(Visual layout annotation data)
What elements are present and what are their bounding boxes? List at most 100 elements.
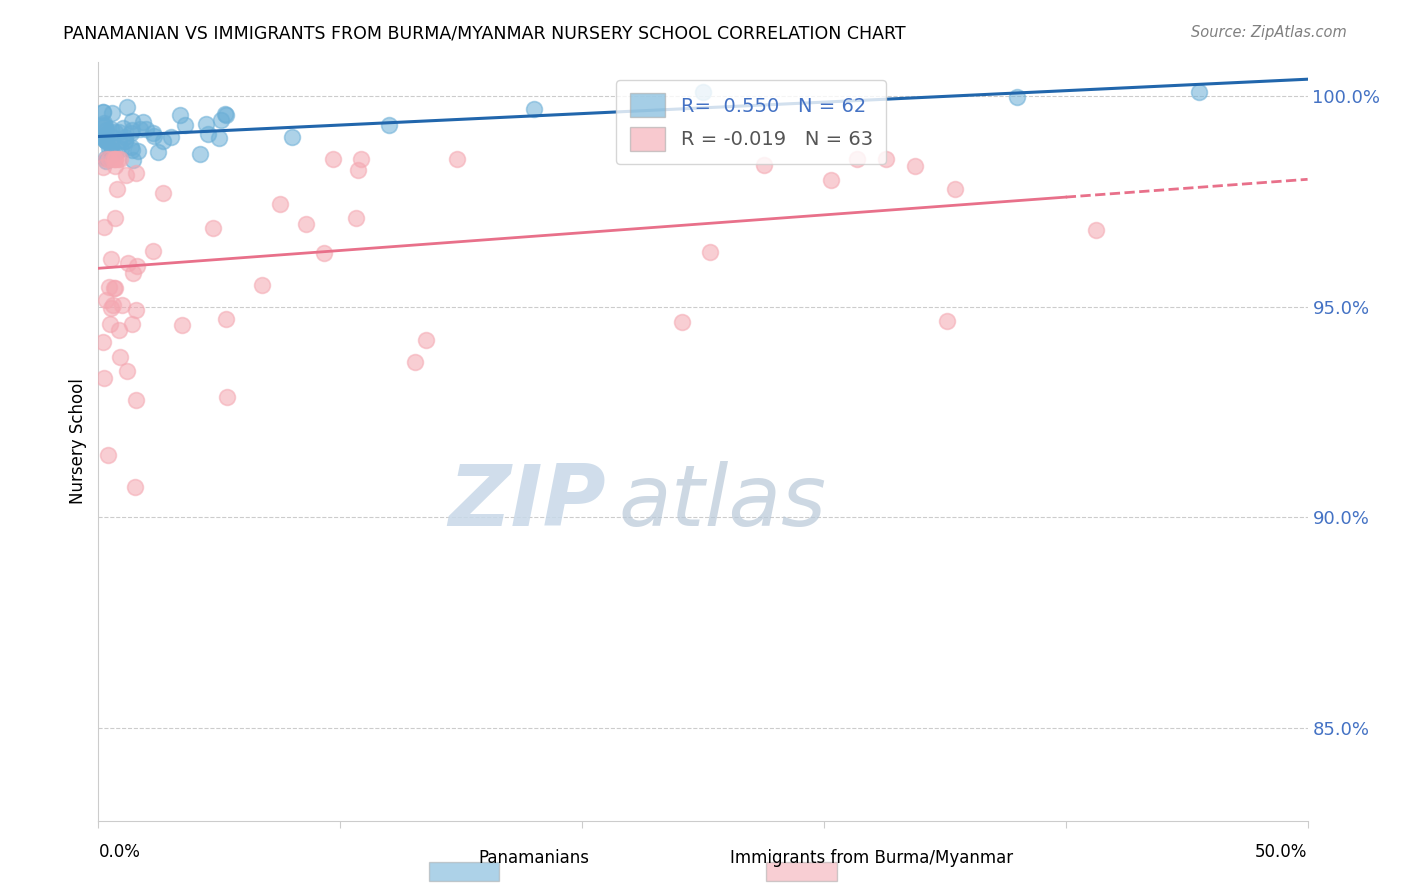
Point	[93, 116, 115, 130]
Point	[903, 159, 925, 173]
Point	[114, 130, 136, 145]
Point	[107, 182, 129, 196]
Point	[820, 173, 842, 187]
Point	[322, 153, 344, 167]
Point	[91, 120, 114, 134]
Point	[523, 102, 546, 116]
Point	[202, 220, 225, 235]
Point	[195, 118, 218, 132]
Point	[91, 104, 114, 119]
Point	[103, 281, 125, 295]
Point	[121, 122, 143, 136]
Point	[94, 293, 117, 307]
Point	[208, 131, 231, 145]
Point	[129, 122, 152, 136]
Point	[97, 280, 120, 294]
Point	[110, 153, 132, 167]
Text: Source: ZipAtlas.com: Source: ZipAtlas.com	[1191, 25, 1347, 40]
Point	[100, 106, 122, 120]
Point	[127, 259, 149, 273]
Point	[404, 355, 426, 369]
Point	[875, 153, 897, 167]
Point	[94, 153, 117, 168]
Point	[174, 118, 197, 132]
Point	[107, 153, 129, 167]
Point	[98, 141, 121, 155]
Point	[114, 134, 136, 148]
Point	[94, 123, 117, 137]
Point	[699, 245, 721, 260]
Point	[217, 390, 239, 404]
Point	[100, 139, 122, 153]
Point	[107, 323, 129, 337]
Point	[117, 256, 139, 270]
Point	[114, 134, 136, 148]
Point	[98, 153, 121, 167]
Point	[96, 135, 118, 149]
Point	[91, 128, 114, 143]
Point	[114, 168, 136, 182]
Point	[127, 144, 149, 158]
Point	[935, 314, 957, 328]
Point	[197, 128, 219, 142]
Point	[112, 120, 135, 135]
Point	[108, 124, 131, 138]
Point	[350, 153, 373, 167]
Point	[1085, 223, 1108, 237]
Point	[752, 158, 775, 172]
Point	[97, 448, 120, 462]
Point	[91, 335, 114, 350]
Point	[104, 160, 127, 174]
Point	[1188, 85, 1211, 99]
Point	[377, 118, 399, 132]
Text: Panamanians: Panamanians	[479, 849, 589, 867]
Point	[142, 244, 165, 258]
Point	[100, 146, 122, 161]
Y-axis label: Nursery School: Nursery School	[69, 378, 87, 505]
Point	[104, 211, 127, 226]
Text: atlas: atlas	[619, 460, 827, 544]
Point	[93, 371, 115, 385]
Text: PANAMANIAN VS IMMIGRANTS FROM BURMA/MYANMAR NURSERY SCHOOL CORRELATION CHART: PANAMANIAN VS IMMIGRANTS FROM BURMA/MYAN…	[63, 25, 905, 43]
Point	[124, 480, 146, 494]
Point	[214, 108, 236, 122]
Point	[124, 393, 146, 408]
Point	[845, 153, 868, 167]
Point	[169, 108, 191, 122]
Point	[415, 334, 437, 348]
Point	[152, 134, 174, 148]
Point	[125, 303, 148, 318]
Point	[188, 147, 211, 161]
Point	[93, 220, 115, 235]
Point	[104, 146, 127, 161]
Point	[110, 142, 132, 156]
Point	[94, 133, 117, 147]
Point	[121, 153, 143, 167]
Point	[121, 114, 143, 128]
Point	[100, 252, 122, 266]
Point	[101, 153, 124, 167]
Point	[1007, 90, 1029, 104]
Point	[945, 182, 967, 196]
Point	[671, 314, 693, 328]
Point	[103, 153, 125, 167]
Point	[152, 186, 174, 201]
Point	[103, 280, 125, 294]
Point	[94, 153, 117, 167]
Point	[344, 211, 367, 225]
Point	[692, 85, 714, 99]
Point	[214, 106, 236, 120]
Point	[98, 317, 121, 331]
Point	[104, 153, 127, 167]
Point	[215, 312, 238, 326]
Point	[117, 364, 139, 378]
Point	[91, 118, 114, 132]
Point	[94, 133, 117, 147]
Point	[143, 128, 166, 143]
Point	[104, 125, 127, 139]
Point	[135, 122, 157, 136]
Point	[91, 130, 114, 145]
Text: 50.0%: 50.0%	[1256, 843, 1308, 861]
Point	[110, 350, 132, 364]
Point	[101, 298, 124, 312]
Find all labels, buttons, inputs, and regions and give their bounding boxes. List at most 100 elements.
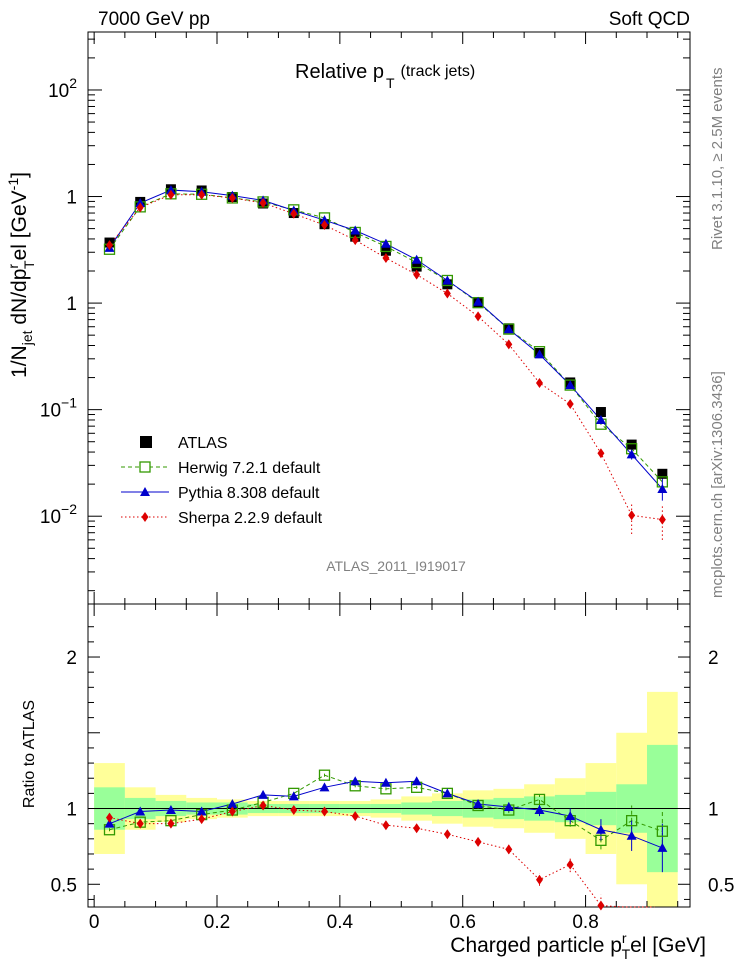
y-tick-exp: −1	[61, 395, 77, 411]
ratio-point-sherpa	[536, 874, 543, 885]
ratio-point-sherpa	[382, 820, 390, 831]
main-point-pythia	[442, 275, 453, 285]
y-tick-label: 10−2	[40, 501, 77, 528]
mcplots-label: mcplots.cern.ch [arXiv:1306.3436]	[709, 371, 726, 598]
ratio-point-sherpa	[351, 811, 359, 822]
main-point-sherpa	[474, 311, 482, 322]
y-tick-base: 10	[40, 401, 61, 422]
main-point-sherpa	[628, 510, 636, 521]
x-tick-label: 0.2	[204, 912, 230, 933]
main-point-atlas	[595, 407, 606, 418]
main-point-pythia	[657, 484, 668, 494]
ratio-point-sherpa	[505, 844, 513, 855]
ratio-point-sherpa	[413, 823, 421, 834]
ratio-point-pythia	[565, 811, 576, 821]
ratio-point-pythia	[135, 806, 146, 816]
main-ylabel: 1/Njet dN/dprTel [GeV-1]	[5, 172, 37, 378]
ratio-point-pythia	[595, 824, 606, 834]
x-tick-label: 0.6	[450, 912, 476, 933]
ratio-point-sherpa	[198, 814, 206, 825]
legend-label-sherpa: Sherpa 2.2.9 default	[178, 510, 323, 527]
title-sub: T	[386, 75, 395, 91]
legend-marker-herwig	[139, 461, 151, 473]
ylabel-p3-sup: -1	[5, 178, 21, 191]
ratio-point-pythia	[104, 818, 115, 828]
ratio-point-pythia	[319, 782, 330, 792]
ratio-point-sherpa	[474, 836, 482, 847]
y-tick-exp: 2	[69, 75, 77, 91]
title-main: Relative p	[295, 61, 384, 83]
main-point-sherpa	[658, 514, 666, 525]
ratio-frame	[87, 603, 691, 908]
ratio-tick-label-right: 1	[708, 800, 719, 821]
main-point-sherpa	[382, 252, 390, 263]
main-point-sherpa	[198, 189, 206, 200]
main-point-sherpa	[321, 220, 328, 231]
ratio-point-pythia	[165, 805, 176, 815]
main-point-sherpa	[259, 197, 267, 208]
main-point-pythia	[411, 254, 422, 264]
ylabel-p2: dN/dp	[8, 269, 31, 331]
ratio-point-sherpa	[228, 806, 236, 817]
ratio-point-sherpa	[566, 859, 574, 870]
ratio-point-sherpa	[443, 829, 451, 840]
ratio-point-pythia	[626, 830, 637, 840]
x-tick-label: 0.4	[327, 912, 354, 933]
ratio-point-pythia	[657, 842, 668, 852]
ratio-point-herwig	[318, 769, 331, 781]
ratio-point-pythia	[288, 791, 299, 801]
main-point-pythia	[626, 449, 637, 459]
main-point-sherpa	[290, 208, 298, 219]
ylabel-p4: ]	[8, 172, 31, 178]
ratio-tick-label-left: 1	[66, 800, 77, 821]
main-point-sherpa	[413, 269, 421, 280]
ylabel-p2-sub: T	[21, 260, 37, 269]
ylabel-p1: 1/N	[8, 345, 31, 378]
data-markers	[103, 184, 669, 911]
main-point-sherpa	[228, 192, 236, 203]
legend-label-herwig: Herwig 7.2.1 default	[178, 460, 321, 477]
main-point-sherpa	[505, 339, 513, 350]
ratio-point-pythia	[534, 805, 545, 815]
ratio-tick-label-right: 0.5	[708, 875, 734, 896]
ratio-point-herwig	[533, 793, 546, 806]
main-point-sherpa	[167, 189, 175, 200]
y-tick-label: 10−1	[40, 395, 77, 422]
main-point-sherpa	[597, 448, 605, 459]
legend-marker-pythia	[140, 487, 150, 496]
axis-ticks	[88, 32, 690, 907]
ratio-point-pythia	[196, 806, 207, 816]
main-point-pythia	[565, 380, 576, 390]
main-point-atlas	[380, 245, 391, 256]
ratio-point-pythia	[442, 788, 453, 798]
xlabel-sub: T	[622, 946, 631, 962]
main-point-pythia	[350, 225, 361, 235]
main-point-atlas	[657, 468, 668, 479]
ratio-point-pythia	[380, 777, 391, 787]
main-point-sherpa	[566, 398, 574, 409]
ratio-point-pythia	[227, 798, 238, 808]
y-tick-exp: −2	[61, 501, 77, 517]
legend-marker-sherpa	[141, 512, 149, 522]
y-tick-label: 1	[66, 188, 77, 209]
main-point-pythia	[380, 238, 391, 248]
y-tick-base: 1	[66, 188, 77, 209]
y-tick-label: 1	[66, 294, 77, 315]
ratio-tick-label-right: 2	[708, 648, 719, 669]
ratio-point-sherpa	[597, 900, 605, 911]
xlabel-p2: el [GeV]	[630, 934, 706, 957]
y-tick-label: 102	[48, 75, 77, 102]
ratio-point-herwig	[595, 834, 607, 846]
main-point-atlas	[626, 439, 637, 450]
ratio-point-pythia	[258, 789, 269, 799]
main-point-sherpa	[351, 235, 359, 246]
ylabel-p1-sub: jet	[19, 330, 35, 346]
ylabel-p2-sup: r	[5, 264, 21, 269]
xlabel: Charged particle pr Tel [GeV]	[450, 930, 706, 962]
main-point-pythia	[165, 185, 176, 195]
ratio-point-herwig	[625, 814, 638, 827]
rivet-label: Rivet 3.1.10, ≥ 2.5M events	[709, 68, 726, 251]
ratio-point-pythia	[350, 776, 361, 786]
main-point-pythia	[503, 324, 514, 334]
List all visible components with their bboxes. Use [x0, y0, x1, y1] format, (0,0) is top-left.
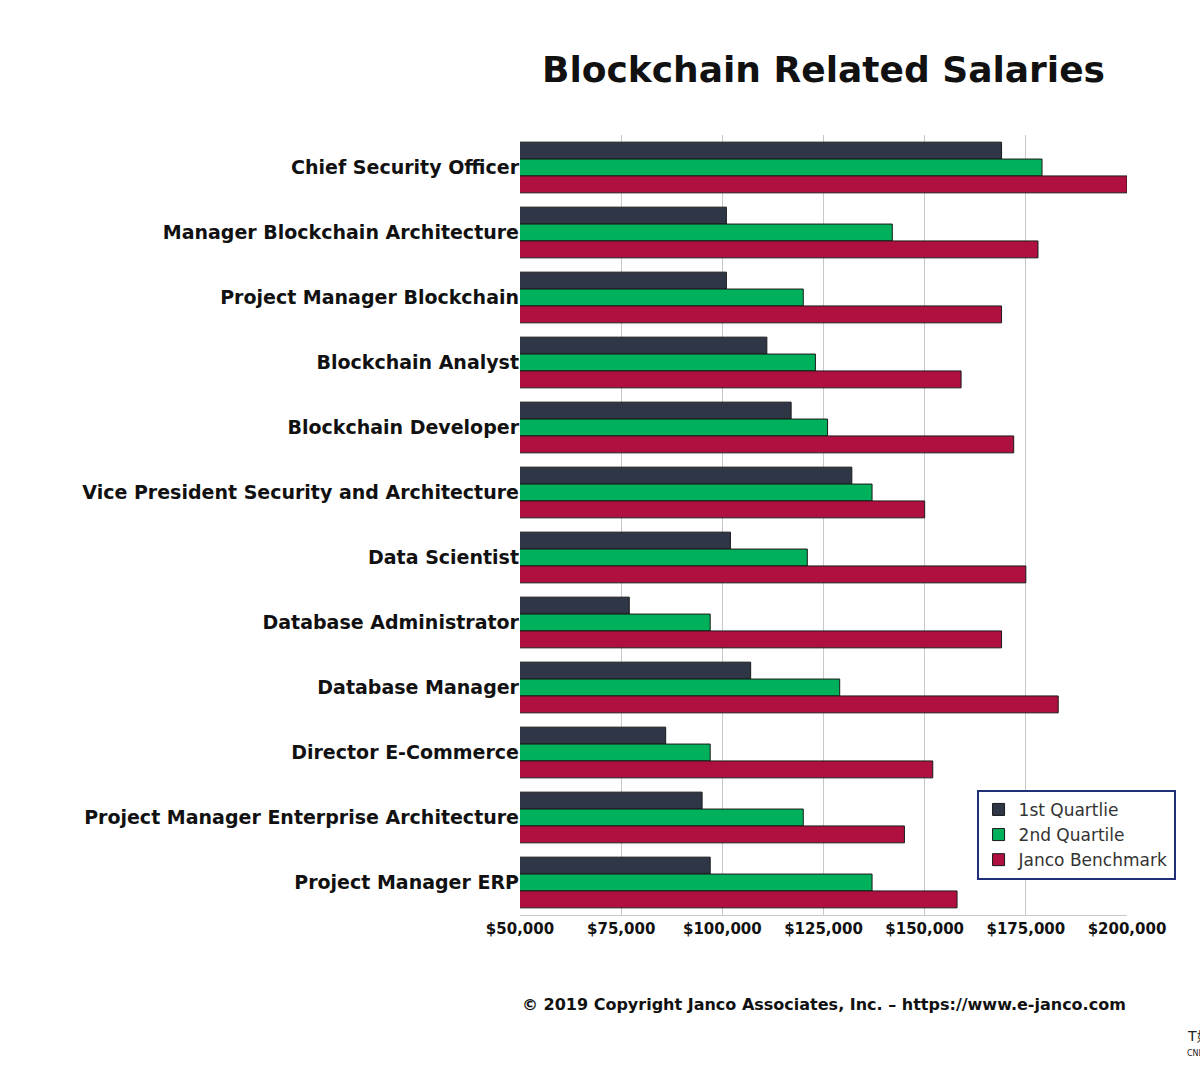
- svg-text:Data Scientist: Data Scientist: [368, 546, 519, 568]
- svg-text:Project Manager Enterprise Arc: Project Manager Enterprise Architecture: [84, 806, 519, 828]
- svg-text:© 2019 Copyright Janco Associa: © 2019 Copyright Janco Associates, Inc. …: [522, 995, 1126, 1014]
- svg-text:Project Manager ERP: Project Manager ERP: [294, 871, 519, 893]
- svg-text:Director E-Commerce: Director E-Commerce: [291, 741, 519, 763]
- svg-text:Blockchain Related Salaries: Blockchain Related Salaries: [542, 49, 1105, 90]
- svg-text:$100,000: $100,000: [683, 920, 762, 938]
- svg-text:Blockchain Analyst: Blockchain Analyst: [316, 351, 519, 373]
- svg-text:$50,000: $50,000: [486, 920, 554, 938]
- svg-text:Project Manager Blockchain: Project Manager Blockchain: [220, 286, 519, 308]
- svg-text:Database Administrator: Database Administrator: [263, 611, 520, 633]
- svg-text:1st Quartlie: 1st Quartlie: [1019, 800, 1119, 820]
- svg-text:$175,000: $175,000: [986, 920, 1065, 938]
- svg-text:Vice President Security and Ar: Vice President Security and Architecture: [82, 481, 519, 503]
- svg-text:T媒体: T媒体: [1187, 1028, 1200, 1044]
- svg-text:2nd Quartile: 2nd Quartile: [1019, 825, 1125, 845]
- svg-text:$125,000: $125,000: [784, 920, 863, 938]
- svg-text:$200,000: $200,000: [1088, 920, 1167, 938]
- svg-text:Chief Security Officer: Chief Security Officer: [291, 156, 520, 178]
- svg-text:CNITEYES.COM: CNITEYES.COM: [1187, 1049, 1200, 1058]
- svg-text:$75,000: $75,000: [587, 920, 655, 938]
- svg-text:Database Manager: Database Manager: [317, 676, 519, 698]
- svg-text:Janco Benchmark: Janco Benchmark: [1018, 850, 1167, 870]
- svg-text:$150,000: $150,000: [885, 920, 964, 938]
- svg-text:Blockchain Developer: Blockchain Developer: [287, 416, 519, 438]
- svg-text:Manager Blockchain Architectur: Manager Blockchain Architecture: [163, 221, 519, 243]
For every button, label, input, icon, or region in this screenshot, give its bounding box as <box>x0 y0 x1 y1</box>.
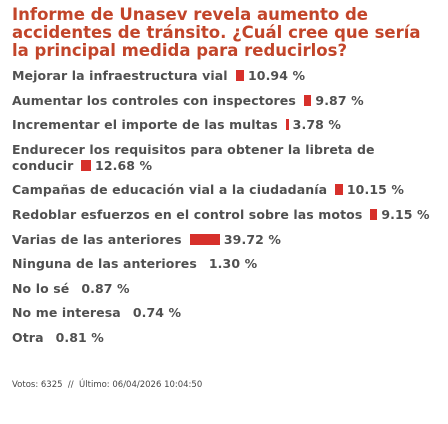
option-label: Varias de las anteriores <box>12 231 182 247</box>
percent: 1.30 % <box>208 256 258 272</box>
option: Varias de las anteriores 39.72 % <box>12 232 438 248</box>
result-bar <box>189 233 220 245</box>
poll-title: Informe de Unasev revela aumento de acci… <box>12 5 421 60</box>
option-label: Incrementar el importe de las multas <box>12 117 278 133</box>
result-bar <box>303 94 312 106</box>
result-bar <box>285 119 289 131</box>
percent: 10.94 % <box>247 68 306 83</box>
option: Redoblar esfuerzos en el control sobre l… <box>12 207 438 223</box>
percent: 0.74 % <box>132 305 182 321</box>
result-bar <box>235 70 244 81</box>
option-label: Aumentar los controles con inspectores <box>12 92 296 108</box>
option-label: No me interesa <box>12 305 121 321</box>
option: No me interesa 0.74 % <box>12 305 438 321</box>
option-label: Endurecer los requisitos para obtener la… <box>12 141 375 173</box>
option-label: Campañas de educación vial a la ciudadan… <box>12 182 328 198</box>
percent: 12.68 % <box>95 157 153 173</box>
result-bar <box>81 159 92 171</box>
option-label: Ninguna de las anteriores <box>12 256 197 272</box>
option-label: Redoblar esfuerzos en el control sobre l… <box>12 206 363 222</box>
poll: Informe de Unasev revela aumento de acci… <box>12 5 438 390</box>
result-bar <box>370 208 378 220</box>
option: Ninguna de las anteriores 1.30 % <box>12 256 438 272</box>
option: Incrementar el importe de las multas 3.78… <box>12 117 438 133</box>
percent: 9.87 % <box>315 92 364 108</box>
percent: 3.78 % <box>292 117 341 133</box>
option-label: Mejorar la infraestructura vial <box>12 68 228 83</box>
percent: 10.15 % <box>346 182 404 198</box>
percent: 9.15 % <box>381 206 430 222</box>
percent: 0.87 % <box>81 280 130 296</box>
option: Otra 0.81 % <box>12 330 438 346</box>
option: No lo sé 0.87 % <box>12 281 438 297</box>
footer: Votos: 6325 // Último: 06/04/2026 10:04:… <box>12 379 203 390</box>
options: Mejorar la infraestructura vial 10.94 % Au… <box>12 68 438 346</box>
percent: 0.81 % <box>55 329 104 345</box>
option-label: No lo sé <box>12 280 70 296</box>
option: Mejorar la infraestructura vial 10.94 % <box>12 68 438 84</box>
option: Aumentar los controles con inspectores 9.… <box>12 93 438 109</box>
percent: 39.72 % <box>223 231 281 247</box>
option: Endurecer los requisitos para obtener la… <box>12 142 438 174</box>
result-bar <box>335 184 343 196</box>
option: Campañas de educación vial a la ciudadan… <box>12 182 438 198</box>
option-label: Otra <box>12 329 44 345</box>
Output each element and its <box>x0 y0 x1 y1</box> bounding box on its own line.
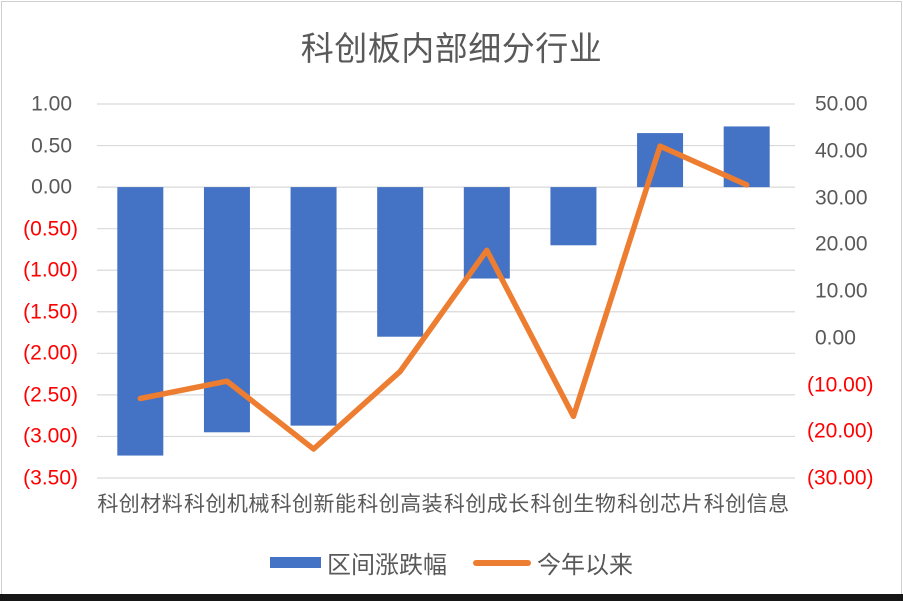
bar-科创芯片 <box>637 133 684 188</box>
bar-科创高装 <box>377 187 424 337</box>
bar-科创新能 <box>290 187 337 426</box>
bar-科创成长 <box>463 187 510 279</box>
legend-line-series-label: 今年以来 <box>537 552 633 579</box>
legend-item-line-series: 今年以来 <box>473 545 633 580</box>
window-bottom-edge <box>0 594 903 601</box>
chart-title: 科创板内部细分行业 <box>300 30 603 67</box>
line-series <box>137 143 750 452</box>
legend: 区间涨跌幅 今年以来 <box>0 545 903 580</box>
bar-科创材料 <box>117 187 164 456</box>
line-series-swatch-icon <box>473 559 531 566</box>
bar-series-swatch-icon <box>270 557 321 568</box>
bar-科创生物 <box>550 187 597 246</box>
legend-item-bar-series: 区间涨跌幅 <box>270 545 447 580</box>
legend-bar-series-label: 区间涨跌幅 <box>327 552 447 579</box>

• _Short task_: Starting with the line containing "option-label: Varias de" and continuing through the line containing "option-label: Endurecer los", rewrite those lines from the listing with "progress-bar" put in place of "result-bar", keeping everything else the same.

• _Output for this exercise_:
option-label: Varias de las anteriores <box>12 231 182 247</box>
percent: 1.30 % <box>208 256 258 272</box>
option: Varias de las anteriores 39.72 % <box>12 232 438 248</box>
progress-bar <box>189 233 220 245</box>
poll-title: Informe de Unasev revela aumento de acci… <box>12 5 421 60</box>
option-label: Incrementar el importe de las multas <box>12 117 278 133</box>
progress-bar <box>303 94 312 106</box>
progress-bar <box>285 119 289 131</box>
percent: 10.94 % <box>247 68 306 83</box>
option: Redoblar esfuerzos en el control sobre l… <box>12 207 438 223</box>
percent: 0.74 % <box>132 305 182 321</box>
progress-bar <box>235 70 244 81</box>
option-label: Aumentar los controles con inspectores <box>12 92 296 108</box>
option-label: No me interesa <box>12 305 121 321</box>
option: No me interesa 0.74 % <box>12 305 438 321</box>
option-label: Endurecer los requisitos para obtener la… <box>12 141 375 173</box>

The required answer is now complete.